> [INSTRUCTIONS FOR THE TASK]: Exactly as written, print each record in the listing.

> [TASK MATERIAL]:
┌────────

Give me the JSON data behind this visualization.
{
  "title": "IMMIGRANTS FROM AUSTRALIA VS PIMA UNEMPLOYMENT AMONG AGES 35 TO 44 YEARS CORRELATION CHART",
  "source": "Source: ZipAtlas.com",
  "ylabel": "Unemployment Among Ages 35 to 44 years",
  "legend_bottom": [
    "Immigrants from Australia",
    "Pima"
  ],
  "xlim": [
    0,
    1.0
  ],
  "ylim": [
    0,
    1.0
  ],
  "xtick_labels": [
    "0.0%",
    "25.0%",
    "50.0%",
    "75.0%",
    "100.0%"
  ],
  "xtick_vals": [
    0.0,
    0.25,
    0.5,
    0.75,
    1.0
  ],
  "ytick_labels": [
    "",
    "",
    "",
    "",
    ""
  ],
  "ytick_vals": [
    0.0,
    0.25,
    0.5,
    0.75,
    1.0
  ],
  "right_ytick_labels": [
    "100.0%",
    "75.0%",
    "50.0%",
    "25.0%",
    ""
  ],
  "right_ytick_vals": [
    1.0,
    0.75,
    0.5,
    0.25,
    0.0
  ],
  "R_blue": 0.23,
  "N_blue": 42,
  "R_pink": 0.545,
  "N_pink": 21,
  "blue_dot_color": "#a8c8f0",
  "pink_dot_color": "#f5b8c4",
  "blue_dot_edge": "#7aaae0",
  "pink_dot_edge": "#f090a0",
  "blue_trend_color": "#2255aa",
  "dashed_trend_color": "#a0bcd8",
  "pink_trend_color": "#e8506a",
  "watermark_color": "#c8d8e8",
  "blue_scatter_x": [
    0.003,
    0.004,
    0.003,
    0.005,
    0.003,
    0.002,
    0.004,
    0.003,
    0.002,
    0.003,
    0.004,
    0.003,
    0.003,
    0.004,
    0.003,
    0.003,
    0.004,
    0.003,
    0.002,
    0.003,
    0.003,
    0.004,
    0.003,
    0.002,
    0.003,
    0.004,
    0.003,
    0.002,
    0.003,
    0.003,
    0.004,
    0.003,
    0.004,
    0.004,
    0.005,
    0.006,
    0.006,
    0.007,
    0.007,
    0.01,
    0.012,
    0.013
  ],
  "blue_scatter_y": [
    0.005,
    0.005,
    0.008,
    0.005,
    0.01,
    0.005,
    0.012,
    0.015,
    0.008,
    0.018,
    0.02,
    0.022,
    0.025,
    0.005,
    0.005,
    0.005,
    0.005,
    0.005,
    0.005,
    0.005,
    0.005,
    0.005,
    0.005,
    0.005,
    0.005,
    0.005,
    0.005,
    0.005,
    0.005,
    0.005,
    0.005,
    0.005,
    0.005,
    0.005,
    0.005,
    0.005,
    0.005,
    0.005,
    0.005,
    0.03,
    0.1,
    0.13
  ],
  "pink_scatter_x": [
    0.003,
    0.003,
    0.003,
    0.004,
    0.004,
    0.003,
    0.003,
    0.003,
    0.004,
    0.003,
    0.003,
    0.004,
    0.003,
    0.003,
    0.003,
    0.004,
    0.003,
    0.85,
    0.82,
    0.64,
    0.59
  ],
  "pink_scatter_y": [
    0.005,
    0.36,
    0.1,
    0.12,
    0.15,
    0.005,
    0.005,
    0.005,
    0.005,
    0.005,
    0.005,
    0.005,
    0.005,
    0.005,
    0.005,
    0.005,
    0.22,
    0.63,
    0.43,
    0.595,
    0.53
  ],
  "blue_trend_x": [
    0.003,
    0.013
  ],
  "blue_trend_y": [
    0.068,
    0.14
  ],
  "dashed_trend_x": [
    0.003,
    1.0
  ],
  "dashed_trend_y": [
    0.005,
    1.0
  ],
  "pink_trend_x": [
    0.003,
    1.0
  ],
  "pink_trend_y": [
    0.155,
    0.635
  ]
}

└────────

> [COMPLETE ANSWER]:
Give me the JSON data behind this visualization.
{
  "title": "IMMIGRANTS FROM AUSTRALIA VS PIMA UNEMPLOYMENT AMONG AGES 35 TO 44 YEARS CORRELATION CHART",
  "source": "Source: ZipAtlas.com",
  "ylabel": "Unemployment Among Ages 35 to 44 years",
  "legend_bottom": [
    "Immigrants from Australia",
    "Pima"
  ],
  "xlim": [
    0,
    1.0
  ],
  "ylim": [
    0,
    1.0
  ],
  "xtick_labels": [
    "0.0%",
    "25.0%",
    "50.0%",
    "75.0%",
    "100.0%"
  ],
  "xtick_vals": [
    0.0,
    0.25,
    0.5,
    0.75,
    1.0
  ],
  "ytick_labels": [
    "",
    "",
    "",
    "",
    ""
  ],
  "ytick_vals": [
    0.0,
    0.25,
    0.5,
    0.75,
    1.0
  ],
  "right_ytick_labels": [
    "100.0%",
    "75.0%",
    "50.0%",
    "25.0%",
    ""
  ],
  "right_ytick_vals": [
    1.0,
    0.75,
    0.5,
    0.25,
    0.0
  ],
  "R_blue": 0.23,
  "N_blue": 42,
  "R_pink": 0.545,
  "N_pink": 21,
  "blue_dot_color": "#a8c8f0",
  "pink_dot_color": "#f5b8c4",
  "blue_dot_edge": "#7aaae0",
  "pink_dot_edge": "#f090a0",
  "blue_trend_color": "#2255aa",
  "dashed_trend_color": "#a0bcd8",
  "pink_trend_color": "#e8506a",
  "watermark_color": "#c8d8e8",
  "blue_scatter_x": [
    0.003,
    0.004,
    0.003,
    0.005,
    0.003,
    0.002,
    0.004,
    0.003,
    0.002,
    0.003,
    0.004,
    0.003,
    0.003,
    0.004,
    0.003,
    0.003,
    0.004,
    0.003,
    0.002,
    0.003,
    0.003,
    0.004,
    0.003,
    0.002,
    0.003,
    0.004,
    0.003,
    0.002,
    0.003,
    0.003,
    0.004,
    0.003,
    0.004,
    0.004,
    0.005,
    0.006,
    0.006,
    0.007,
    0.007,
    0.01,
    0.012,
    0.013
  ],
  "blue_scatter_y": [
    0.005,
    0.005,
    0.008,
    0.005,
    0.01,
    0.005,
    0.012,
    0.015,
    0.008,
    0.018,
    0.02,
    0.022,
    0.025,
    0.005,
    0.005,
    0.005,
    0.005,
    0.005,
    0.005,
    0.005,
    0.005,
    0.005,
    0.005,
    0.005,
    0.005,
    0.005,
    0.005,
    0.005,
    0.005,
    0.005,
    0.005,
    0.005,
    0.005,
    0.005,
    0.005,
    0.005,
    0.005,
    0.005,
    0.005,
    0.03,
    0.1,
    0.13
  ],
  "pink_scatter_x": [
    0.003,
    0.003,
    0.003,
    0.004,
    0.004,
    0.003,
    0.003,
    0.003,
    0.004,
    0.003,
    0.003,
    0.004,
    0.003,
    0.003,
    0.003,
    0.004,
    0.003,
    0.85,
    0.82,
    0.64,
    0.59
  ],
  "pink_scatter_y": [
    0.005,
    0.36,
    0.1,
    0.12,
    0.15,
    0.005,
    0.005,
    0.005,
    0.005,
    0.005,
    0.005,
    0.005,
    0.005,
    0.005,
    0.005,
    0.005,
    0.22,
    0.63,
    0.43,
    0.595,
    0.53
  ],
  "blue_trend_x": [
    0.003,
    0.013
  ],
  "blue_trend_y": [
    0.068,
    0.14
  ],
  "dashed_trend_x": [
    0.003,
    1.0
  ],
  "dashed_trend_y": [
    0.005,
    1.0
  ],
  "pink_trend_x": [
    0.003,
    1.0
  ],
  "pink_trend_y": [
    0.155,
    0.635
  ]
}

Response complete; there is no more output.